Dataset rows of page text:
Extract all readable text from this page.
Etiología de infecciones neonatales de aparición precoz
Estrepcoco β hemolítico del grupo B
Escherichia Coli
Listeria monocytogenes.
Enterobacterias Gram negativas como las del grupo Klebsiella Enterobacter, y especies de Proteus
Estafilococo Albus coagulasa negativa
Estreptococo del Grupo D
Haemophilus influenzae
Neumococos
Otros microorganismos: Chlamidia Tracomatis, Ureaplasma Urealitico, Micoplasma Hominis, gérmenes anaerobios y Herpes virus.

▸ **YOUR TASK**
Until the last line is reached, keep transcribing the data exactly.

▸ **RESULT OF THIS EXERCISE**
Extract all readable text from this page.
Etiología de infecciones neonatales de aparición precoz
Estrepcoco β hemolítico del grupo B
Escherichia Coli
Listeria monocytogenes.
Enterobacterias Gram negativas como las del grupo Klebsiella Enterobacter, y especies de Proteus
Estafilococo Albus coagulasa negativa
Estreptococo del Grupo D
Haemophilus influenzae
Neumococos
Otros microorganismos: Chlamidia Tracomatis, Ureaplasma Urealitico, Micoplasma Hominis, gérmenes anaerobios y Herpes virus.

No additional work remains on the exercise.